▸ To do: Pictures stay out of your copy, but everything else in the records below must be repeated exactly.

▸ Data supplied:
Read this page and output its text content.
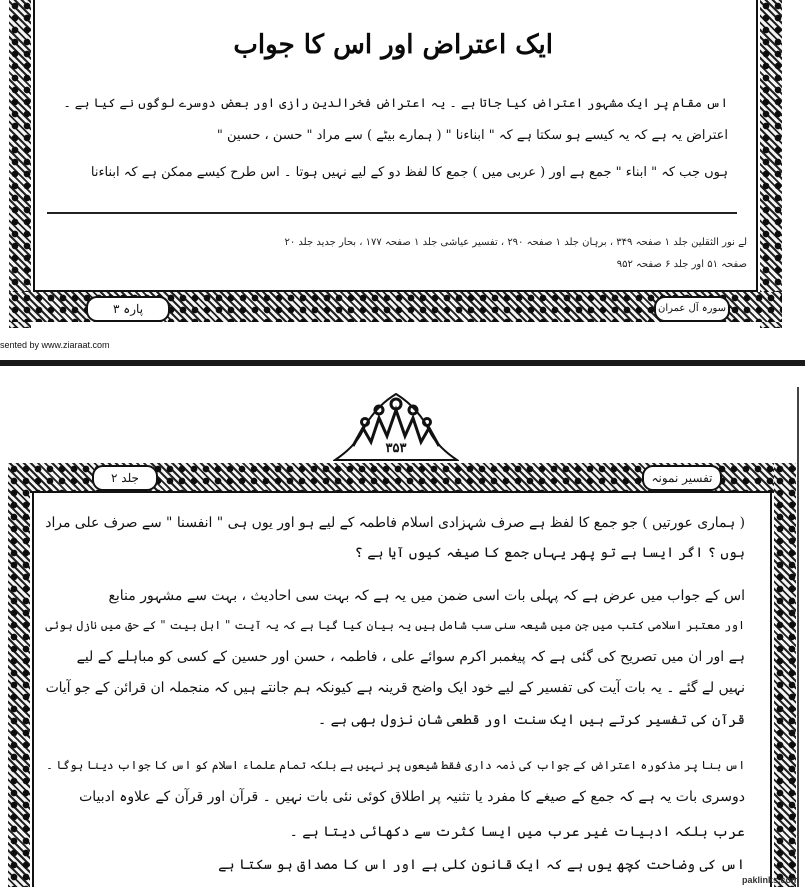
ایک اعتراض اور اس کا جواب
اس مقام پر ایک مشہور اعتراض کیا جاتا ہے ۔ یہ اعتراض فخرالدین رازی اور بعض دوسرے لوگوں نے کیا ہے ۔
اعتراض یہ ہے کہ یہ کیسے ہو سکتا ہے کہ " ابناءنا " ( ہمارے بیٹے ) سے مراد " حسن ، حسین "
ہوں جب کہ " ابناء " جمع ہے اور ( عربی میں ) جمع کا لفظ دو کے لیے نہیں ہوتا ۔ اس طرح کیسے ممکن ہے کہ ابناءنا
لے نور الثقلین جلد ۱ صفحہ ۳۴۹ ، برہان جلد ۱ صفحہ ۲۹۰ ، تفسیر عیاشی جلد ۱ صفحہ ۱۷۷ ، بحار جدید جلد ۲۰
صفحہ ۵۱ اور جلد ۶ صفحہ ۹۵۲
پارہ ۳	سورہ آل عمران
sented by www.ziaraat.com
۳۵۳
جلد ۲	تفسیر نمونہ
( ہماری عورتیں ) جو جمع کا لفظ ہے صرف شہزادی اسلام فاطمہ کے لیے ہو اور یوں ہی " انفسنا " سے صرف علی مراد
ہوں ؟ اگر ایسا ہے تو پھر یہاں جمع کا صیغہ کیوں آیا ہے ؟
اس کے جواب میں عرض ہے کہ پہلی بات اسی ضمن میں یہ ہے کہ بہت سی احادیث ، بہت سے مشہور منابع
اور معتبر اسلامی کتب میں جن میں شیعہ سنی سب شامل ہیں یہ بیان کیا گیا ہے کہ یہ آیت " اہل بیت " کے حق میں نازل ہوئی
ہے اور ان میں تصریح کی گئی ہے کہ پیغمبر اکرم سوائے علی ، فاطمہ ، حسن اور حسین کے کسی کو مباہلے کے لیے
نہیں لے گئے ۔ یہ بات آیت کی تفسیر کے لیے خود ایک واضح قرینہ ہے کیونکہ ہم جانتے ہیں کہ منجملہ ان قرائن کے جو آیات
قرآن کی تفسیر کرتے ہیں ایک سنت اور قطعی شان نزول بھی ہے ۔
اس بنا پر مذکورہ اعتراض کے جواب کی ذمہ داری فقط شیعوں پر نہیں ہے بلکہ تمام علماء اسلام کو اس کا جواب دینا ہوگا ۔
دوسری بات یہ ہے کہ جمع کے صیغے کا مفرد یا تثنیہ پر اطلاق کوئی نئی بات نہیں ۔ قرآن اور قرآن کے علاوہ ادبیات
عرب بلکہ ادبیات غیر عرب میں ایسا کثرت سے دکھائی دیتا ہے ۔
اس کی وضاحت کچھ یوں ہے کہ ایک قانون کلی ہے اور اس کا مصداق ہو سکتا ہے
paklinks.com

▸ Exercise answer:
Read this page and output its text content.
ایک اعتراض اور اس کا جواب
اس مقام پر ایک مشہور اعتراض کیا جاتا ہے ۔ یہ اعتراض فخرالدین رازی اور بعض دوسرے لوگوں نے کیا ہے ۔
اعتراض یہ ہے کہ یہ کیسے ہو سکتا ہے کہ " ابناءنا " ( ہمارے بیٹے ) سے مراد " حسن ، حسین "
ہوں جب کہ " ابناء " جمع ہے اور ( عربی میں ) جمع کا لفظ دو کے لیے نہیں ہوتا ۔ اس طرح کیسے ممکن ہے کہ ابناءنا
لے نور الثقلین جلد ۱ صفحہ ۳۴۹ ، برہان جلد ۱ صفحہ ۲۹۰ ، تفسیر عیاشی جلد ۱ صفحہ ۱۷۷ ، بحار جدید جلد ۲۰
صفحہ ۵۱ اور جلد ۶ صفحہ ۹۵۲
پارہ ۳	سورہ آل عمران
sented by www.ziaraat.com
۳۵۳
جلد ۲	تفسیر نمونہ
( ہماری عورتیں ) جو جمع کا لفظ ہے صرف شہزادی اسلام فاطمہ کے لیے ہو اور یوں ہی " انفسنا " سے صرف علی مراد
ہوں ؟ اگر ایسا ہے تو پھر یہاں جمع کا صیغہ کیوں آیا ہے ؟
اس کے جواب میں عرض ہے کہ پہلی بات اسی ضمن میں یہ ہے کہ بہت سی احادیث ، بہت سے مشہور منابع
اور معتبر اسلامی کتب میں جن میں شیعہ سنی سب شامل ہیں یہ بیان کیا گیا ہے کہ یہ آیت " اہل بیت " کے حق میں نازل ہوئی
ہے اور ان میں تصریح کی گئی ہے کہ پیغمبر اکرم سوائے علی ، فاطمہ ، حسن اور حسین کے کسی کو مباہلے کے لیے
نہیں لے گئے ۔ یہ بات آیت کی تفسیر کے لیے خود ایک واضح قرینہ ہے کیونکہ ہم جانتے ہیں کہ منجملہ ان قرائن کے جو آیات
قرآن کی تفسیر کرتے ہیں ایک سنت اور قطعی شان نزول بھی ہے ۔
اس بنا پر مذکورہ اعتراض کے جواب کی ذمہ داری فقط شیعوں پر نہیں ہے بلکہ تمام علماء اسلام کو اس کا جواب دینا ہوگا ۔
دوسری بات یہ ہے کہ جمع کے صیغے کا مفرد یا تثنیہ پر اطلاق کوئی نئی بات نہیں ۔ قرآن اور قرآن کے علاوہ ادبیات
عرب بلکہ ادبیات غیر عرب میں ایسا کثرت سے دکھائی دیتا ہے ۔
اس کی وضاحت کچھ یوں ہے کہ ایک قانون کلی ہے اور اس کا مصداق ہو سکتا ہے
paklinks.com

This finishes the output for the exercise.